PROBLEM DETAILS: Skip the pictures. Reproduce all other material exactly.
:: EXERCISE DATA ::
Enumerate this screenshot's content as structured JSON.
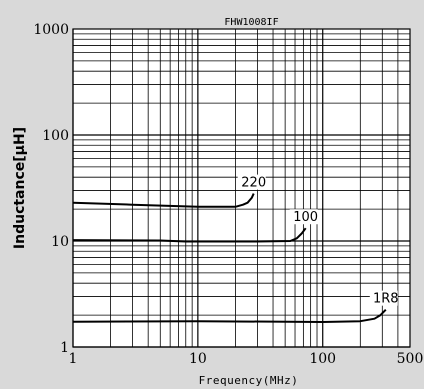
{
  "chart_data": {
    "type": "line",
    "title": "FHW1008IF",
    "xlabel": "Frequency(MHz)",
    "ylabel": "Inductance[µH]",
    "xscale": "log",
    "yscale": "log",
    "xlim": [
      1,
      500
    ],
    "ylim": [
      1,
      1000
    ],
    "x_ticks": [
      {
        "value": 1,
        "label": "1"
      },
      {
        "value": 10,
        "label": "10"
      },
      {
        "value": 100,
        "label": "100"
      },
      {
        "value": 500,
        "label": "500"
      }
    ],
    "y_ticks": [
      {
        "value": 1,
        "label": "1"
      },
      {
        "value": 10,
        "label": "10"
      },
      {
        "value": 100,
        "label": "100"
      },
      {
        "value": 1000,
        "label": "1000"
      }
    ],
    "grid": true,
    "series": [
      {
        "name": "220",
        "color": "#000000",
        "x": [
          1,
          3,
          10,
          20,
          23,
          25,
          27,
          28
        ],
        "y": [
          23,
          22,
          21,
          21,
          22,
          23,
          25.5,
          28
        ]
      },
      {
        "name": "100",
        "color": "#000000",
        "x": [
          1,
          5,
          8,
          30,
          55,
          62,
          68,
          73
        ],
        "y": [
          10.2,
          10.1,
          9.9,
          9.9,
          10,
          10.6,
          11.8,
          13.2
        ]
      },
      {
        "name": "1R8",
        "color": "#000000",
        "x": [
          1,
          10,
          100,
          200,
          260,
          290,
          320
        ],
        "y": [
          1.73,
          1.75,
          1.72,
          1.75,
          1.85,
          2.0,
          2.25
        ]
      }
    ]
  }
}
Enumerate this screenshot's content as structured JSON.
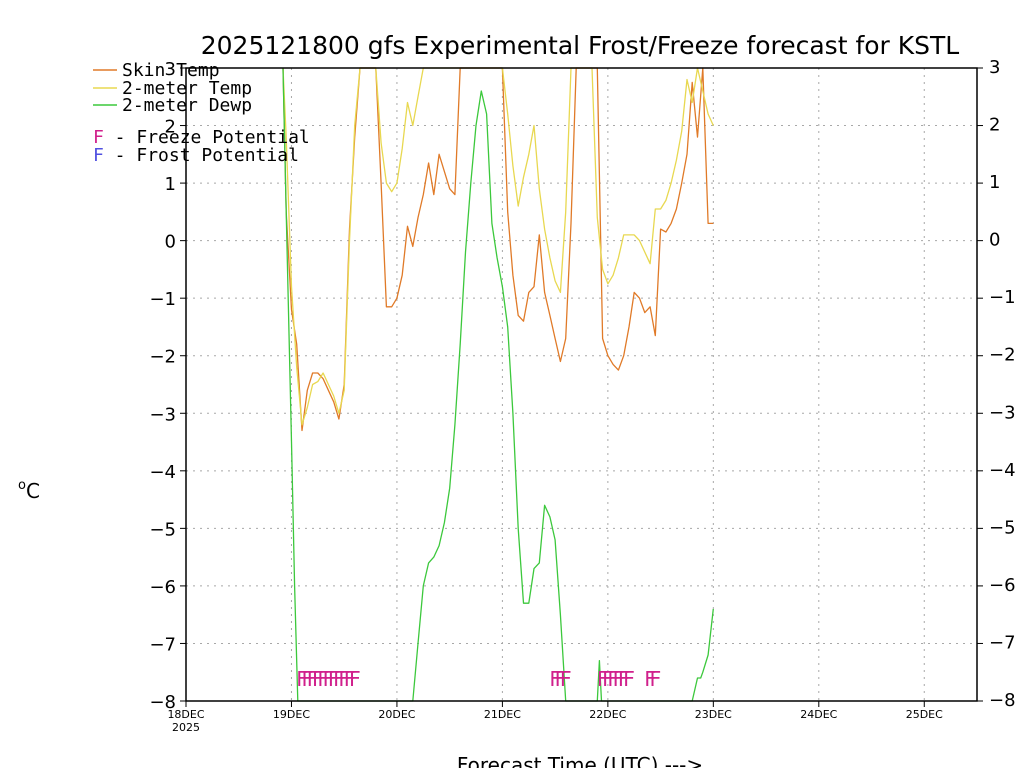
:::
TASK SOLUTION:
Enumerate this screenshot's content as structured JSON.
{
  "chart_data": {
    "type": "line",
    "title": "FHW1008IF",
    "xlabel": "Frequency(MHz)",
    "ylabel": "Inductance[µH]",
    "xscale": "log",
    "yscale": "log",
    "xlim": [
      1,
      500
    ],
    "ylim": [
      1,
      1000
    ],
    "x_ticks": [
      {
        "value": 1,
        "label": "1"
      },
      {
        "value": 10,
        "label": "10"
      },
      {
        "value": 100,
        "label": "100"
      },
      {
        "value": 500,
        "label": "500"
      }
    ],
    "y_ticks": [
      {
        "value": 1,
        "label": "1"
      },
      {
        "value": 10,
        "label": "10"
      },
      {
        "value": 100,
        "label": "100"
      },
      {
        "value": 1000,
        "label": "1000"
      }
    ],
    "grid": true,
    "series": [
      {
        "name": "220",
        "color": "#000000",
        "x": [
          1,
          3,
          10,
          20,
          23,
          25,
          27,
          28
        ],
        "y": [
          23,
          22,
          21,
          21,
          22,
          23,
          25.5,
          28
        ]
      },
      {
        "name": "100",
        "color": "#000000",
        "x": [
          1,
          5,
          8,
          30,
          55,
          62,
          68,
          73
        ],
        "y": [
          10.2,
          10.1,
          9.9,
          9.9,
          10,
          10.6,
          11.8,
          13.2
        ]
      },
      {
        "name": "1R8",
        "color": "#000000",
        "x": [
          1,
          10,
          100,
          200,
          260,
          290,
          320
        ],
        "y": [
          1.73,
          1.75,
          1.72,
          1.75,
          1.85,
          2.0,
          2.25
        ]
      }
    ]
  }
}
Enumerate this screenshot's content as structured JSON.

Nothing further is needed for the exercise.